Stated exercise
Your task is to quote the material that follows, in full and exactly.

Data rows
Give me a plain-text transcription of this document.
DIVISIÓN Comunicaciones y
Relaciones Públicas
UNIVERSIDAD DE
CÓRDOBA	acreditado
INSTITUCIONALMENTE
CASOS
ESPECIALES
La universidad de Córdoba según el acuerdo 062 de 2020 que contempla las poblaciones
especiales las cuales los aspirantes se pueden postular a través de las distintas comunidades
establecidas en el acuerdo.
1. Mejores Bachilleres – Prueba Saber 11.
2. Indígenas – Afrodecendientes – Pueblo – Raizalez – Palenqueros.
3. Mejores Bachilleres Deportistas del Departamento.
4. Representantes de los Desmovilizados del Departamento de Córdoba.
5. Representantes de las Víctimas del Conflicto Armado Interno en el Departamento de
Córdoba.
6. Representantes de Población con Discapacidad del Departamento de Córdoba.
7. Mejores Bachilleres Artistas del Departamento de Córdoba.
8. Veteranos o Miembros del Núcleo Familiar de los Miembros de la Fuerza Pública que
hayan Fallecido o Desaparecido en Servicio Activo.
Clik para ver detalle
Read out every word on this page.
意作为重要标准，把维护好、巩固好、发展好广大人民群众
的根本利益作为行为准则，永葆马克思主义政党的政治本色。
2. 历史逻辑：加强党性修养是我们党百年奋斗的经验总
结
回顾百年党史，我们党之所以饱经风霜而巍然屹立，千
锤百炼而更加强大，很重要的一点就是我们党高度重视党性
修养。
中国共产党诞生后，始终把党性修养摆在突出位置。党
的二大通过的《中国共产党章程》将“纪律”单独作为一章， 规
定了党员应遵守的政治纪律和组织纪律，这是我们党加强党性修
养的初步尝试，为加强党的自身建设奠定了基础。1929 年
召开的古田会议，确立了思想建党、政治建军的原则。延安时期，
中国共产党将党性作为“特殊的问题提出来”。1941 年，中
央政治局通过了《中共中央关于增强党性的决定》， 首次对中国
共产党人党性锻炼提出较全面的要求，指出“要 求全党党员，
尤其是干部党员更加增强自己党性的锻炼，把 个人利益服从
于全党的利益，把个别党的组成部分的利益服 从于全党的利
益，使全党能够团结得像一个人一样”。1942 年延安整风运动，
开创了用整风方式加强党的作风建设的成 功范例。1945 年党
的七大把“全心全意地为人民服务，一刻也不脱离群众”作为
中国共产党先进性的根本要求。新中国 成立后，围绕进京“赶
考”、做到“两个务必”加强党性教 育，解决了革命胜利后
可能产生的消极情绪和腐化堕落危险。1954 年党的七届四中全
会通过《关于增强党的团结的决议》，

Result of the task
Give me a plain-text transcription of this document.
DIVISIÓN Comunicaciones y
Relaciones Públicas
UNIVERSIDAD DE
CÓRDOBA	acreditado
INSTITUCIONALMENTE
CASOS
ESPECIALES
La universidad de Córdoba según el acuerdo 062 de 2020 que contempla las poblaciones
especiales las cuales los aspirantes se pueden postular a través de las distintas comunidades
establecidas en el acuerdo.
1. Mejores Bachilleres – Prueba Saber 11.
2. Indígenas – Afrodecendientes – Pueblo – Raizalez – Palenqueros.
3. Mejores Bachilleres Deportistas del Departamento.
4. Representantes de los Desmovilizados del Departamento de Córdoba.
5. Representantes de las Víctimas del Conflicto Armado Interno en el Departamento de
Córdoba.
6. Representantes de Población con Discapacidad del Departamento de Córdoba.
7. Mejores Bachilleres Artistas del Departamento de Córdoba.
8. Veteranos o Miembros del Núcleo Familiar de los Miembros de la Fuerza Pública que
hayan Fallecido o Desaparecido en Servicio Activo.
Clik para ver detalle
Read out every word on this page.
意作为重要标准，把维护好、巩固好、发展好广大人民群众
的根本利益作为行为准则，永葆马克思主义政党的政治本色。
2. 历史逻辑：加强党性修养是我们党百年奋斗的经验总
结
回顾百年党史，我们党之所以饱经风霜而巍然屹立，千
锤百炼而更加强大，很重要的一点就是我们党高度重视党性
修养。
中国共产党诞生后，始终把党性修养摆在突出位置。党
的二大通过的《中国共产党章程》将“纪律”单独作为一章， 规
定了党员应遵守的政治纪律和组织纪律，这是我们党加强党性修
养的初步尝试，为加强党的自身建设奠定了基础。1929 年
召开的古田会议，确立了思想建党、政治建军的原则。延安时期，
中国共产党将党性作为“特殊的问题提出来”。1941 年，中
央政治局通过了《中共中央关于增强党性的决定》， 首次对中国
共产党人党性锻炼提出较全面的要求，指出“要 求全党党员，
尤其是干部党员更加增强自己党性的锻炼，把 个人利益服从
于全党的利益，把个别党的组成部分的利益服 从于全党的利
益，使全党能够团结得像一个人一样”。1942 年延安整风运动，
开创了用整风方式加强党的作风建设的成 功范例。1945 年党
的七大把“全心全意地为人民服务，一刻也不脱离群众”作为
中国共产党先进性的根本要求。新中国 成立后，围绕进京“赶
考”、做到“两个务必”加强党性教 育，解决了革命胜利后
可能产生的消极情绪和腐化堕落危险。1954 年党的七届四中全
会通过《关于增强党的团结的决议》，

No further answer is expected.